== PROVIDED MATERIAL

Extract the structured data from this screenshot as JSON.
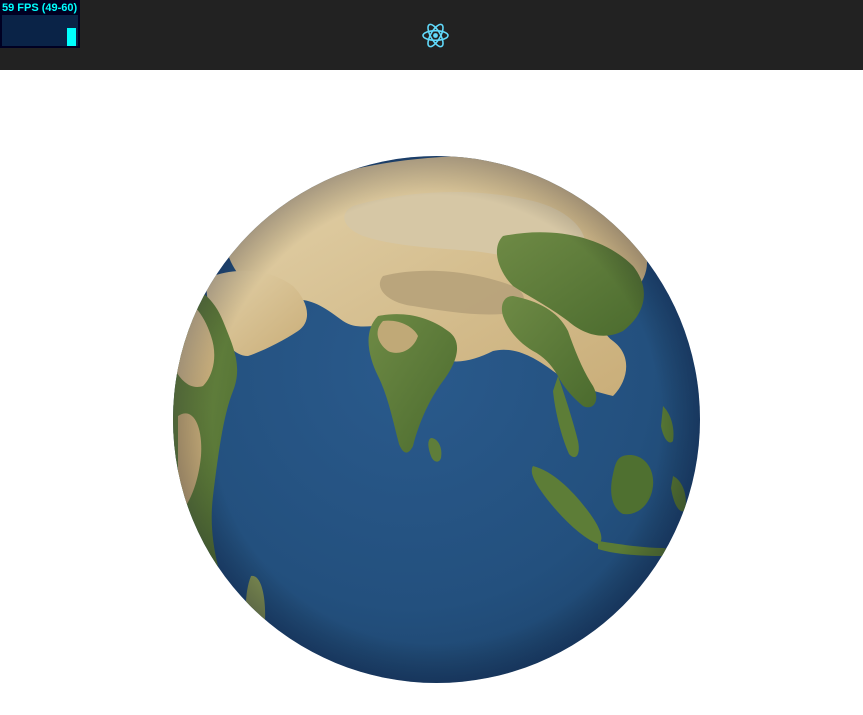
{
  "stats": {
    "fps_label": "59 FPS (49-60)",
    "fps_current": 59,
    "fps_min": 49,
    "fps_max": 60,
    "bar_color": "#00ffff",
    "bg_color": "#000022"
  },
  "header": {
    "logo_icon": "react-logo-icon",
    "logo_color": "#61dafb",
    "bg_color": "#222222"
  },
  "scene": {
    "object": "earth-globe",
    "ocean_color": "#23507e",
    "land_color": "#5c7c38",
    "desert_color": "#d8c49a"
  }
}
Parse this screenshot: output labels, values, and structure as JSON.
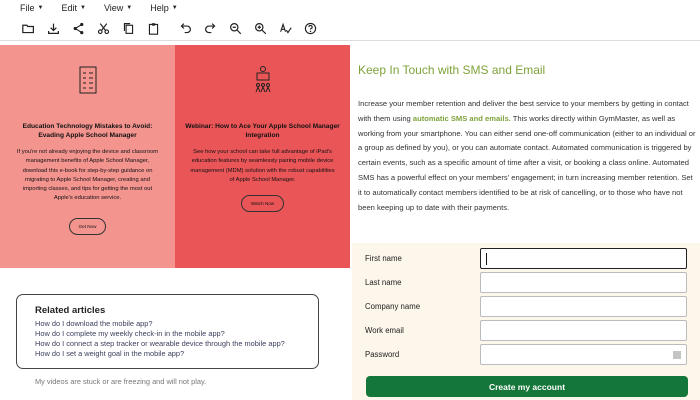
{
  "menubar": {
    "items": [
      "File",
      "Edit",
      "View",
      "Help"
    ]
  },
  "toolbar": {
    "icons": [
      "folder-open-icon",
      "download-icon",
      "share-icon",
      "cut-icon",
      "copy-icon",
      "paste-icon",
      "undo-icon",
      "redo-icon",
      "zoom-out-icon",
      "zoom-in-icon",
      "spellcheck-icon",
      "help-icon"
    ]
  },
  "card1": {
    "title": "Education Technology Mistakes to Avoid: Evading Apple School Manager",
    "body": "If you're not already enjoying the device and classroom management benefits of Apple School Manager, download this e-book for step-by-step guidance on migrating to Apple School Manager, creating and importing classes, and tips for getting the most out Apple's education service.",
    "button": "Get Now"
  },
  "card2": {
    "title": "Webinar: How to Ace Your Apple School Manager Integration",
    "body": "See how your school can take full advantage of iPad's education features by seamlessly pairing mobile device management (MDM) solution with the robust capabilities of Apple School Manager.",
    "button": "Watch Now"
  },
  "related": {
    "title": "Related articles",
    "links": [
      "How do I download the mobile app?",
      "How do I complete my weekly check-in in the mobile app?",
      "How do I connect a step tracker or wearable device through the mobile app?",
      "How do I set a weight goal in the mobile app?"
    ],
    "overflow": "My videos are stuck or are freezing and will not play."
  },
  "sms": {
    "title": "Keep In Touch with SMS and Email",
    "body_pre": "Increase your member retention and deliver the best service to your members by getting in contact with them using ",
    "body_highlight": "automatic SMS and emails.",
    "body_post": " This works directly within GymMaster, as well as working from your smartphone. You can either send one-off communication (either to an individual or a group as defined by you), or you can automate contact. Automated communication is triggered by certain events, such as a specific amount of time after a visit, or booking a class online. Automated SMS has a powerful effect on your members' engagement; in turn increasing member retention. Set it to automatically contact members identified to be at risk of cancelling, or to those who have not been keeping up to date with their payments."
  },
  "form": {
    "fields": [
      {
        "label": "First name",
        "value": ""
      },
      {
        "label": "Last name",
        "value": ""
      },
      {
        "label": "Company name",
        "value": ""
      },
      {
        "label": "Work email",
        "value": ""
      },
      {
        "label": "Password",
        "value": ""
      }
    ],
    "submit": "Create my account"
  },
  "colors": {
    "card1": "#f4948f",
    "card2": "#ea5558",
    "accent_green": "#7ea23a",
    "button_green": "#15763a",
    "form_bg": "#fdf6ea"
  }
}
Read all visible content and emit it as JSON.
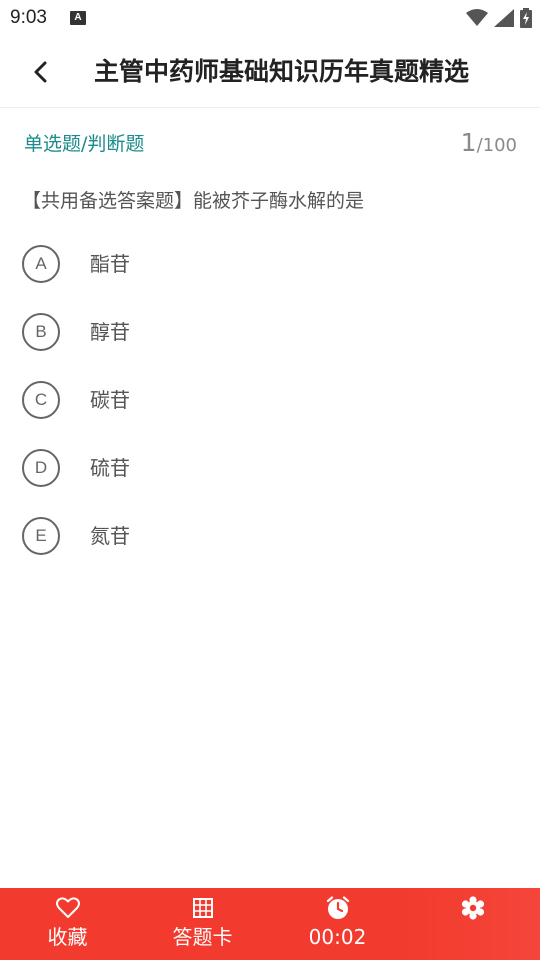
{
  "status_bar": {
    "time": "9:03",
    "notification_glyph": "A",
    "icons": [
      "wifi-icon",
      "signal-icon",
      "battery-charging-icon"
    ]
  },
  "header": {
    "back_icon": "chevron-left-icon",
    "title": "主管中药师基础知识历年真题精选"
  },
  "question": {
    "type_label": "单选题/判断题",
    "current": "1",
    "total": "/100",
    "text": "【共用备选答案题】能被芥子酶水解的是",
    "options": [
      {
        "letter": "A",
        "text": "酯苷"
      },
      {
        "letter": "B",
        "text": "醇苷"
      },
      {
        "letter": "C",
        "text": "碳苷"
      },
      {
        "letter": "D",
        "text": "硫苷"
      },
      {
        "letter": "E",
        "text": "氮苷"
      }
    ]
  },
  "bottom_bar": {
    "background": "#f23b2e",
    "favorite_label": "收藏",
    "answer_card_label": "答题卡",
    "timer": "00:02",
    "icons": [
      "heart-icon",
      "grid-icon",
      "clock-icon",
      "gear-icon"
    ]
  },
  "colors": {
    "accent_teal": "#1b8b8b",
    "bottom_red": "#f23b2e"
  }
}
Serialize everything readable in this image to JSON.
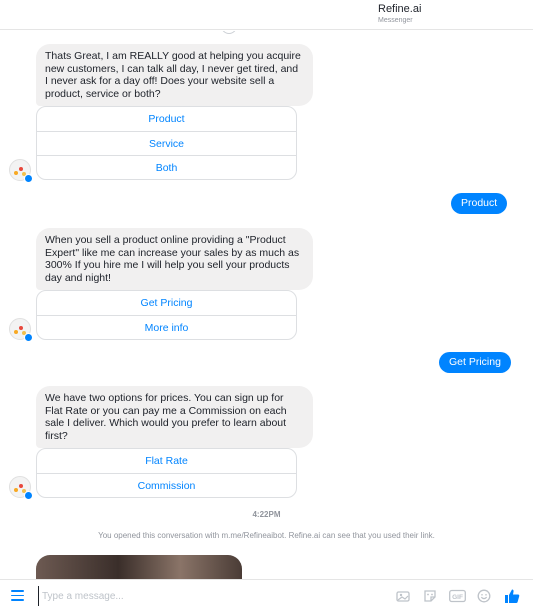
{
  "header": {
    "title": "Refine.ai",
    "subtitle": "Messenger"
  },
  "messages": {
    "bot1": {
      "text": "Thats Great, I am REALLY good at helping you acquire new customers, I can talk all day, I never get tired, and I never ask for a day off! Does your website sell a product,  service or both?",
      "quick_replies": [
        "Product",
        "Service",
        "Both"
      ]
    },
    "user1": "Product",
    "bot2": {
      "text": "When you sell a product online providing a \"Product Expert\" like me can increase your sales by as much as 300% If you hire me I will help you sell your products day and night!",
      "quick_replies": [
        "Get Pricing",
        "More info"
      ]
    },
    "user2": "Get Pricing",
    "bot3": {
      "text": "We have two options for prices. You can sign up for Flat Rate or you can pay me a Commission on each sale I deliver. Which would you prefer to learn about first?",
      "quick_replies": [
        "Flat Rate",
        "Commission"
      ]
    }
  },
  "timestamp": "4:22PM",
  "notice": "You opened this conversation with m.me/Refineaibot. Refine.ai can see that you used their link.",
  "composer": {
    "placeholder": "Type a message..."
  },
  "icons": [
    "menu-icon",
    "image-icon",
    "sticker-icon",
    "gif-icon",
    "emoji-icon",
    "like-icon"
  ],
  "colors": {
    "accent": "#0084ff",
    "bot_bubble": "#f1f0f0"
  }
}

====

=== TASK TO CARRY OUT ===
Count the lines above that contain the word "contact". Give only the number.

=== OUTPUT OF THE EXERCISE ===
2